--- Start AVAILABLE RECORDS ---
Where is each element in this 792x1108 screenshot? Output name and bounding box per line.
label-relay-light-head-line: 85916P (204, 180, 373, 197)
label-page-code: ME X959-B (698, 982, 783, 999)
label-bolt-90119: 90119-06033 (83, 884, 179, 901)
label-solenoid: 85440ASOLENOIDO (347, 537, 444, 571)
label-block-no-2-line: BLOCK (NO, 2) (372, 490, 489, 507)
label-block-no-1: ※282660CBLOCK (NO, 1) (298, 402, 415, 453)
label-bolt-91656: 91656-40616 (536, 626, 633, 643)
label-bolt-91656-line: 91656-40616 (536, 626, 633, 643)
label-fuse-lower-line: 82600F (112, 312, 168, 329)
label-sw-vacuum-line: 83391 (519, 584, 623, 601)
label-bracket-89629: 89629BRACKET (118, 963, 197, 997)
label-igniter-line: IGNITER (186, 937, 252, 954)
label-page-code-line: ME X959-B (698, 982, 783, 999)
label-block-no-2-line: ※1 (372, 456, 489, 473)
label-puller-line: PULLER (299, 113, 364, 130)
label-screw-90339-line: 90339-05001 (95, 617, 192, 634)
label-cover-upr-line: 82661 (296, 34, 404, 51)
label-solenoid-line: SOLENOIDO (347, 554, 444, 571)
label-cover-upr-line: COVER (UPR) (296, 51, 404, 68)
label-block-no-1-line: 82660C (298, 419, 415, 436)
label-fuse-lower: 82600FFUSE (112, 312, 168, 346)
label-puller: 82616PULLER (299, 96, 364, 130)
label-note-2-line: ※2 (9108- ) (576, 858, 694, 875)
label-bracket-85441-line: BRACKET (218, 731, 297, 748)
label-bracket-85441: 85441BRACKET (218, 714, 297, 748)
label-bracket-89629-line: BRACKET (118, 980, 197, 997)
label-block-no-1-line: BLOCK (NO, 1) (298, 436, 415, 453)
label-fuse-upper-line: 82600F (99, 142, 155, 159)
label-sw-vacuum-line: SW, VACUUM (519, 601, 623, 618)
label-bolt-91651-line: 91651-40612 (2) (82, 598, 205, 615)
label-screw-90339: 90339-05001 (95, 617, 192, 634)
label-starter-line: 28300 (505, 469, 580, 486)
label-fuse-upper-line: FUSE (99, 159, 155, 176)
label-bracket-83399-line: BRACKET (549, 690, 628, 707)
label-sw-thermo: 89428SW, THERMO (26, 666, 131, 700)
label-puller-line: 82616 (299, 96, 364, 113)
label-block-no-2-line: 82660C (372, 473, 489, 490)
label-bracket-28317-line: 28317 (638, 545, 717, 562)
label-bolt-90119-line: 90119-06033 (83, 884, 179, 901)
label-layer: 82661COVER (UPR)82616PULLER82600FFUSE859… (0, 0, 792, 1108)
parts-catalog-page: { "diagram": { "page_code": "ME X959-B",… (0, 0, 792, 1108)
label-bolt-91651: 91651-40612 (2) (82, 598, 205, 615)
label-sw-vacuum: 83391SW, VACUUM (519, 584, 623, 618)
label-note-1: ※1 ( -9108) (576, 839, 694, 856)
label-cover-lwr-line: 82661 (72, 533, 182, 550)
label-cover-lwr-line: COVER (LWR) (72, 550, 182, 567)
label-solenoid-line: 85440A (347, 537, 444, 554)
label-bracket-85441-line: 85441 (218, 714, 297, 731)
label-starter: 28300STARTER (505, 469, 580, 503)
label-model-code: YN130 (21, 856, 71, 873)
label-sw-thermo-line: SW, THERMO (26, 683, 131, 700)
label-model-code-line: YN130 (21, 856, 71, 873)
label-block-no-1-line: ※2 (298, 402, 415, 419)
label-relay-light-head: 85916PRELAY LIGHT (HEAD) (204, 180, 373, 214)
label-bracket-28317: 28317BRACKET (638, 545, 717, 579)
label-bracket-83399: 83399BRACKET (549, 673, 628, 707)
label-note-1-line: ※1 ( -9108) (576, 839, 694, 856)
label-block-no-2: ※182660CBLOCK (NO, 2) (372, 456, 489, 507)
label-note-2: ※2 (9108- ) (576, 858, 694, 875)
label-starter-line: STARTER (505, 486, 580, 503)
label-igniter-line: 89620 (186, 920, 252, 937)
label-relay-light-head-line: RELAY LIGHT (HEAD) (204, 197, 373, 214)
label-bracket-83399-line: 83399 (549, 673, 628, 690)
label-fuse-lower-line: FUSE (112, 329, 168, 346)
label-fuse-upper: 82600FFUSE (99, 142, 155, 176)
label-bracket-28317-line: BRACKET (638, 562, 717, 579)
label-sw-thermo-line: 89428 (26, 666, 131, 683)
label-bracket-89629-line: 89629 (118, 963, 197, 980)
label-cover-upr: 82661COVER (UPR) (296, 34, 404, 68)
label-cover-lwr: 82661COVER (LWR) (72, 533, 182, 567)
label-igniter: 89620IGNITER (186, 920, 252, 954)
--- End AVAILABLE RECORDS ---
--- Start AVAILABLE RECORDS ---
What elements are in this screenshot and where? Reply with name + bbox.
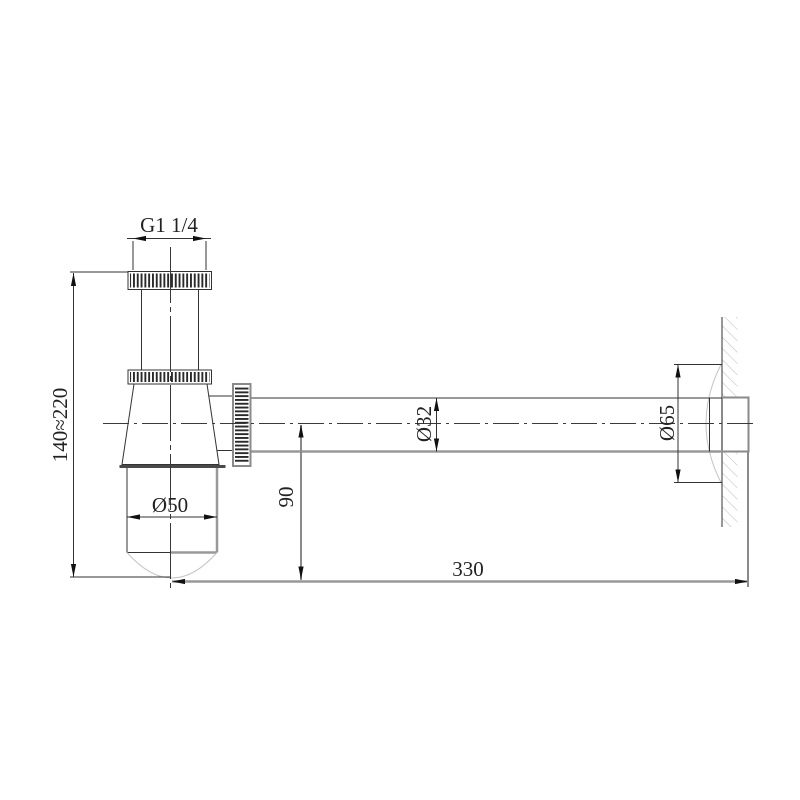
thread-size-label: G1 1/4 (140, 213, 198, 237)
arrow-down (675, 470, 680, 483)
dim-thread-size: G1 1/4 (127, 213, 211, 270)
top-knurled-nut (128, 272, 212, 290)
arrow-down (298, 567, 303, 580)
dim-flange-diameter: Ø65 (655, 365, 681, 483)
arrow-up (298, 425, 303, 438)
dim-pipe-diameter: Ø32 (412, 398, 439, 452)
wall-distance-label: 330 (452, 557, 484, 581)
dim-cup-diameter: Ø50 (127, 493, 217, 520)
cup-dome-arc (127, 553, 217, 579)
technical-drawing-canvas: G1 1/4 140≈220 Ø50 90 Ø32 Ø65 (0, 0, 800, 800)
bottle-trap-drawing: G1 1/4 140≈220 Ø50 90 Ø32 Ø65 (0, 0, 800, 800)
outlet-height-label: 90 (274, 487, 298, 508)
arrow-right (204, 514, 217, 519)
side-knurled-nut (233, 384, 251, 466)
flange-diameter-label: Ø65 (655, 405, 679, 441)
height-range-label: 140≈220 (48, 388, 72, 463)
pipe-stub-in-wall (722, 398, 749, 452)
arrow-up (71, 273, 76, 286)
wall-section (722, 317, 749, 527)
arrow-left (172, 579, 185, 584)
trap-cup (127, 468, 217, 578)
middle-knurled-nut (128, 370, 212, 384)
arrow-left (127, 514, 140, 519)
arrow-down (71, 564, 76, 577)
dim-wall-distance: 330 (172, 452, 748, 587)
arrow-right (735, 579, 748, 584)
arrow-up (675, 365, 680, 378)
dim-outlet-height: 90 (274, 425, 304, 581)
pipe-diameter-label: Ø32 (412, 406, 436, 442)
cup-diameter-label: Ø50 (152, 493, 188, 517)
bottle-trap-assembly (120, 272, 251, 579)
--- End AVAILABLE RECORDS ---
--- Start AVAILABLE RECORDS ---
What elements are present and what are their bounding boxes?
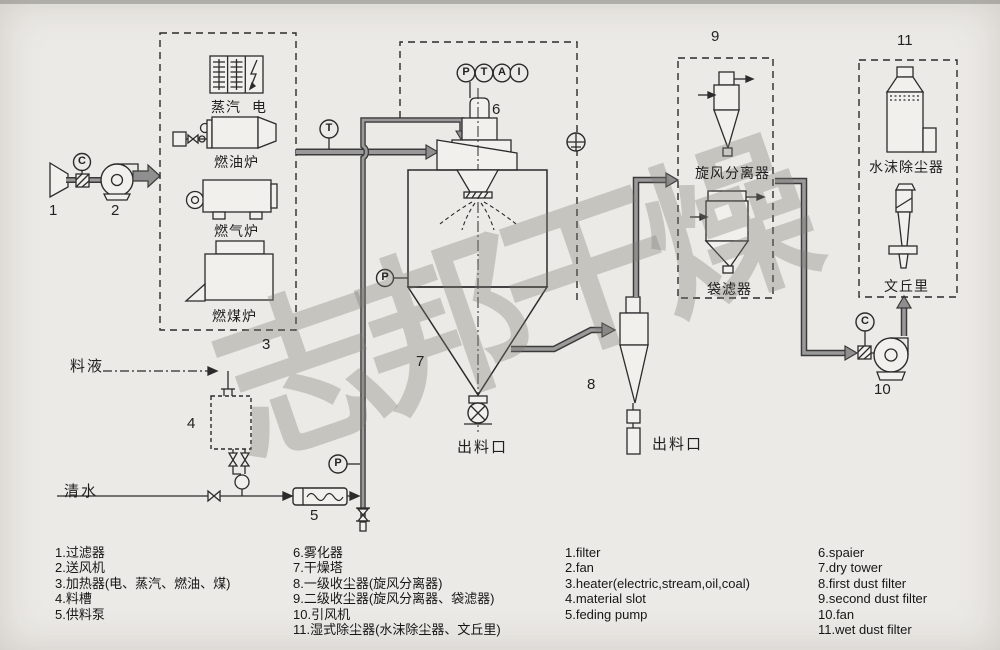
--- End AVAILABLE RECORDS ---
-- REQUIRED TASK --
Please repeat the records from the line containing "Where is each" through the line containing "label-solenoid-line: SOLENOIDO (347, 554, 444, 571)", swapping "screenshot" for "image" and leaving everything else unchanged.

-- TASK ANSWER --
Where is each element in this 792x1108 image? Output name and bounding box per line.
label-relay-light-head-line: 85916P (204, 180, 373, 197)
label-page-code: ME X959-B (698, 982, 783, 999)
label-bolt-90119: 90119-06033 (83, 884, 179, 901)
label-solenoid: 85440ASOLENOIDO (347, 537, 444, 571)
label-block-no-2-line: BLOCK (NO, 2) (372, 490, 489, 507)
label-block-no-1: ※282660CBLOCK (NO, 1) (298, 402, 415, 453)
label-bolt-91656: 91656-40616 (536, 626, 633, 643)
label-bolt-91656-line: 91656-40616 (536, 626, 633, 643)
label-fuse-lower-line: 82600F (112, 312, 168, 329)
label-sw-vacuum-line: 83391 (519, 584, 623, 601)
label-bracket-89629: 89629BRACKET (118, 963, 197, 997)
label-igniter-line: IGNITER (186, 937, 252, 954)
label-page-code-line: ME X959-B (698, 982, 783, 999)
label-block-no-2-line: ※1 (372, 456, 489, 473)
label-puller-line: PULLER (299, 113, 364, 130)
label-screw-90339-line: 90339-05001 (95, 617, 192, 634)
label-cover-upr-line: 82661 (296, 34, 404, 51)
label-solenoid-line: SOLENOIDO (347, 554, 444, 571)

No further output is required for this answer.